┌─ Records provided

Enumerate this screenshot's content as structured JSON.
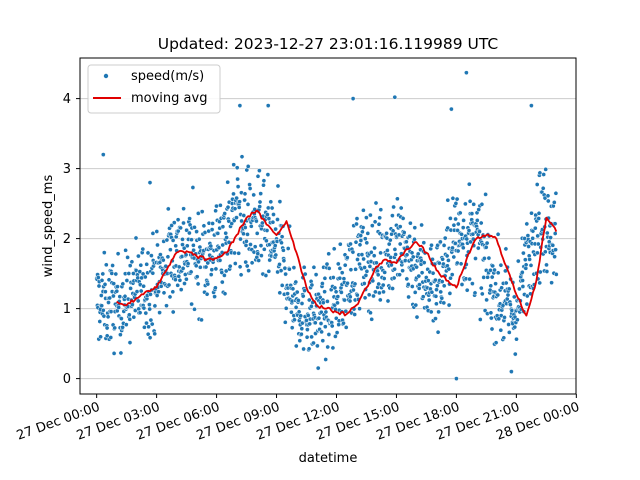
{
  "chart_data": {
    "type": "scatter",
    "title": "Updated: 2023-12-27 23:01:16.119989 UTC",
    "xlabel": "datetime",
    "ylabel": "wind_speed_ms",
    "x_range": [
      "2023-12-26T23:10",
      "2023-12-27T23:59"
    ],
    "ylim": [
      -0.22,
      4.58
    ],
    "x_ticks": [
      {
        "value": "2023-12-27T00:00",
        "label": "27 Dec 00:00"
      },
      {
        "value": "2023-12-27T03:00",
        "label": "27 Dec 03:00"
      },
      {
        "value": "2023-12-27T06:00",
        "label": "27 Dec 06:00"
      },
      {
        "value": "2023-12-27T09:00",
        "label": "27 Dec 09:00"
      },
      {
        "value": "2023-12-27T12:00",
        "label": "27 Dec 12:00"
      },
      {
        "value": "2023-12-27T15:00",
        "label": "27 Dec 15:00"
      },
      {
        "value": "2023-12-27T18:00",
        "label": "27 Dec 18:00"
      },
      {
        "value": "2023-12-27T21:00",
        "label": "27 Dec 21:00"
      },
      {
        "value": "2023-12-28T00:00",
        "label": "28 Dec 00:00"
      }
    ],
    "y_ticks": [
      0,
      1,
      2,
      3,
      4
    ],
    "grid": "horizontal",
    "legend_position": "top-left",
    "colors": {
      "scatter": "#1f77b4",
      "moving_avg": "#e00000",
      "grid": "#cccccc"
    },
    "series": [
      {
        "name": "speed(m/s)",
        "kind": "scatter",
        "x_start": "2023-12-27T00:00",
        "x_end": "2023-12-27T23:00",
        "trend": [
          [
            "2023-12-27T00:00",
            1.1
          ],
          [
            "2023-12-27T01:00",
            1.05
          ],
          [
            "2023-12-27T02:00",
            1.25
          ],
          [
            "2023-12-27T03:00",
            1.4
          ],
          [
            "2023-12-27T04:00",
            1.85
          ],
          [
            "2023-12-27T05:00",
            1.75
          ],
          [
            "2023-12-27T06:00",
            1.8
          ],
          [
            "2023-12-27T07:00",
            2.35
          ],
          [
            "2023-12-27T08:00",
            2.1
          ],
          [
            "2023-12-27T09:00",
            1.9
          ],
          [
            "2023-12-27T10:00",
            1.05
          ],
          [
            "2023-12-27T11:00",
            0.9
          ],
          [
            "2023-12-27T12:00",
            1.1
          ],
          [
            "2023-12-27T13:00",
            1.65
          ],
          [
            "2023-12-27T14:00",
            1.7
          ],
          [
            "2023-12-27T15:00",
            1.95
          ],
          [
            "2023-12-27T16:00",
            1.6
          ],
          [
            "2023-12-27T17:00",
            1.3
          ],
          [
            "2023-12-27T18:00",
            2.05
          ],
          [
            "2023-12-27T19:00",
            1.95
          ],
          [
            "2023-12-27T20:00",
            1.2
          ],
          [
            "2023-12-27T21:00",
            0.9
          ],
          [
            "2023-12-27T22:00",
            2.3
          ],
          [
            "2023-12-27T23:00",
            2.1
          ]
        ],
        "spread": 0.45,
        "outliers": [
          [
            "2023-12-27T00:20",
            3.2
          ],
          [
            "2023-12-27T02:40",
            2.8
          ],
          [
            "2023-12-27T07:10",
            3.9
          ],
          [
            "2023-12-27T08:35",
            3.9
          ],
          [
            "2023-12-27T12:50",
            4.0
          ],
          [
            "2023-12-27T14:55",
            4.02
          ],
          [
            "2023-12-27T17:45",
            3.85
          ],
          [
            "2023-12-27T18:30",
            4.37
          ],
          [
            "2023-12-27T18:00",
            0.0
          ],
          [
            "2023-12-27T21:45",
            3.9
          ],
          [
            "2023-12-27T20:45",
            0.1
          ],
          [
            "2023-12-27T11:05",
            0.15
          ]
        ]
      },
      {
        "name": "moving avg",
        "kind": "line",
        "x": [
          "2023-12-27T01:00",
          "2023-12-27T01:30",
          "2023-12-27T02:00",
          "2023-12-27T02:30",
          "2023-12-27T03:00",
          "2023-12-27T03:30",
          "2023-12-27T04:00",
          "2023-12-27T04:30",
          "2023-12-27T05:00",
          "2023-12-27T05:30",
          "2023-12-27T06:00",
          "2023-12-27T06:30",
          "2023-12-27T07:00",
          "2023-12-27T07:30",
          "2023-12-27T08:00",
          "2023-12-27T08:30",
          "2023-12-27T09:00",
          "2023-12-27T09:30",
          "2023-12-27T10:00",
          "2023-12-27T10:30",
          "2023-12-27T11:00",
          "2023-12-27T11:30",
          "2023-12-27T12:00",
          "2023-12-27T12:30",
          "2023-12-27T13:00",
          "2023-12-27T13:30",
          "2023-12-27T14:00",
          "2023-12-27T14:30",
          "2023-12-27T15:00",
          "2023-12-27T15:30",
          "2023-12-27T16:00",
          "2023-12-27T16:30",
          "2023-12-27T17:00",
          "2023-12-27T17:30",
          "2023-12-27T18:00",
          "2023-12-27T18:30",
          "2023-12-27T19:00",
          "2023-12-27T19:30",
          "2023-12-27T20:00",
          "2023-12-27T20:30",
          "2023-12-27T21:00",
          "2023-12-27T21:30",
          "2023-12-27T22:00",
          "2023-12-27T22:30",
          "2023-12-27T23:00"
        ],
        "values": [
          1.1,
          1.05,
          1.15,
          1.25,
          1.3,
          1.55,
          1.8,
          1.82,
          1.75,
          1.7,
          1.72,
          1.8,
          2.05,
          2.3,
          2.4,
          2.2,
          2.05,
          2.25,
          1.8,
          1.3,
          1.05,
          1.0,
          0.95,
          0.92,
          1.05,
          1.3,
          1.6,
          1.7,
          1.65,
          1.85,
          1.95,
          1.8,
          1.55,
          1.4,
          1.3,
          1.7,
          2.0,
          2.05,
          2.0,
          1.6,
          1.2,
          0.9,
          1.4,
          2.3,
          2.1
        ]
      }
    ]
  }
}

└─

▸ **Set exercise**: Every record above should be written out again without change, except that the pictures are left out.

▸ **Written solution**:
Enumerate this screenshot's content as structured JSON.
{
  "chart_data": {
    "type": "scatter",
    "title": "Updated: 2023-12-27 23:01:16.119989 UTC",
    "xlabel": "datetime",
    "ylabel": "wind_speed_ms",
    "x_range": [
      "2023-12-26T23:10",
      "2023-12-27T23:59"
    ],
    "ylim": [
      -0.22,
      4.58
    ],
    "x_ticks": [
      {
        "value": "2023-12-27T00:00",
        "label": "27 Dec 00:00"
      },
      {
        "value": "2023-12-27T03:00",
        "label": "27 Dec 03:00"
      },
      {
        "value": "2023-12-27T06:00",
        "label": "27 Dec 06:00"
      },
      {
        "value": "2023-12-27T09:00",
        "label": "27 Dec 09:00"
      },
      {
        "value": "2023-12-27T12:00",
        "label": "27 Dec 12:00"
      },
      {
        "value": "2023-12-27T15:00",
        "label": "27 Dec 15:00"
      },
      {
        "value": "2023-12-27T18:00",
        "label": "27 Dec 18:00"
      },
      {
        "value": "2023-12-27T21:00",
        "label": "27 Dec 21:00"
      },
      {
        "value": "2023-12-28T00:00",
        "label": "28 Dec 00:00"
      }
    ],
    "y_ticks": [
      0,
      1,
      2,
      3,
      4
    ],
    "grid": "horizontal",
    "legend_position": "top-left",
    "colors": {
      "scatter": "#1f77b4",
      "moving_avg": "#e00000",
      "grid": "#cccccc"
    },
    "series": [
      {
        "name": "speed(m/s)",
        "kind": "scatter",
        "x_start": "2023-12-27T00:00",
        "x_end": "2023-12-27T23:00",
        "trend": [
          [
            "2023-12-27T00:00",
            1.1
          ],
          [
            "2023-12-27T01:00",
            1.05
          ],
          [
            "2023-12-27T02:00",
            1.25
          ],
          [
            "2023-12-27T03:00",
            1.4
          ],
          [
            "2023-12-27T04:00",
            1.85
          ],
          [
            "2023-12-27T05:00",
            1.75
          ],
          [
            "2023-12-27T06:00",
            1.8
          ],
          [
            "2023-12-27T07:00",
            2.35
          ],
          [
            "2023-12-27T08:00",
            2.1
          ],
          [
            "2023-12-27T09:00",
            1.9
          ],
          [
            "2023-12-27T10:00",
            1.05
          ],
          [
            "2023-12-27T11:00",
            0.9
          ],
          [
            "2023-12-27T12:00",
            1.1
          ],
          [
            "2023-12-27T13:00",
            1.65
          ],
          [
            "2023-12-27T14:00",
            1.7
          ],
          [
            "2023-12-27T15:00",
            1.95
          ],
          [
            "2023-12-27T16:00",
            1.6
          ],
          [
            "2023-12-27T17:00",
            1.3
          ],
          [
            "2023-12-27T18:00",
            2.05
          ],
          [
            "2023-12-27T19:00",
            1.95
          ],
          [
            "2023-12-27T20:00",
            1.2
          ],
          [
            "2023-12-27T21:00",
            0.9
          ],
          [
            "2023-12-27T22:00",
            2.3
          ],
          [
            "2023-12-27T23:00",
            2.1
          ]
        ],
        "spread": 0.45,
        "outliers": [
          [
            "2023-12-27T00:20",
            3.2
          ],
          [
            "2023-12-27T02:40",
            2.8
          ],
          [
            "2023-12-27T07:10",
            3.9
          ],
          [
            "2023-12-27T08:35",
            3.9
          ],
          [
            "2023-12-27T12:50",
            4.0
          ],
          [
            "2023-12-27T14:55",
            4.02
          ],
          [
            "2023-12-27T17:45",
            3.85
          ],
          [
            "2023-12-27T18:30",
            4.37
          ],
          [
            "2023-12-27T18:00",
            0.0
          ],
          [
            "2023-12-27T21:45",
            3.9
          ],
          [
            "2023-12-27T20:45",
            0.1
          ],
          [
            "2023-12-27T11:05",
            0.15
          ]
        ]
      },
      {
        "name": "moving avg",
        "kind": "line",
        "x": [
          "2023-12-27T01:00",
          "2023-12-27T01:30",
          "2023-12-27T02:00",
          "2023-12-27T02:30",
          "2023-12-27T03:00",
          "2023-12-27T03:30",
          "2023-12-27T04:00",
          "2023-12-27T04:30",
          "2023-12-27T05:00",
          "2023-12-27T05:30",
          "2023-12-27T06:00",
          "2023-12-27T06:30",
          "2023-12-27T07:00",
          "2023-12-27T07:30",
          "2023-12-27T08:00",
          "2023-12-27T08:30",
          "2023-12-27T09:00",
          "2023-12-27T09:30",
          "2023-12-27T10:00",
          "2023-12-27T10:30",
          "2023-12-27T11:00",
          "2023-12-27T11:30",
          "2023-12-27T12:00",
          "2023-12-27T12:30",
          "2023-12-27T13:00",
          "2023-12-27T13:30",
          "2023-12-27T14:00",
          "2023-12-27T14:30",
          "2023-12-27T15:00",
          "2023-12-27T15:30",
          "2023-12-27T16:00",
          "2023-12-27T16:30",
          "2023-12-27T17:00",
          "2023-12-27T17:30",
          "2023-12-27T18:00",
          "2023-12-27T18:30",
          "2023-12-27T19:00",
          "2023-12-27T19:30",
          "2023-12-27T20:00",
          "2023-12-27T20:30",
          "2023-12-27T21:00",
          "2023-12-27T21:30",
          "2023-12-27T22:00",
          "2023-12-27T22:30",
          "2023-12-27T23:00"
        ],
        "values": [
          1.1,
          1.05,
          1.15,
          1.25,
          1.3,
          1.55,
          1.8,
          1.82,
          1.75,
          1.7,
          1.72,
          1.8,
          2.05,
          2.3,
          2.4,
          2.2,
          2.05,
          2.25,
          1.8,
          1.3,
          1.05,
          1.0,
          0.95,
          0.92,
          1.05,
          1.3,
          1.6,
          1.7,
          1.65,
          1.85,
          1.95,
          1.8,
          1.55,
          1.4,
          1.3,
          1.7,
          2.0,
          2.05,
          2.0,
          1.6,
          1.2,
          0.9,
          1.4,
          2.3,
          2.1
        ]
      }
    ]
  }
}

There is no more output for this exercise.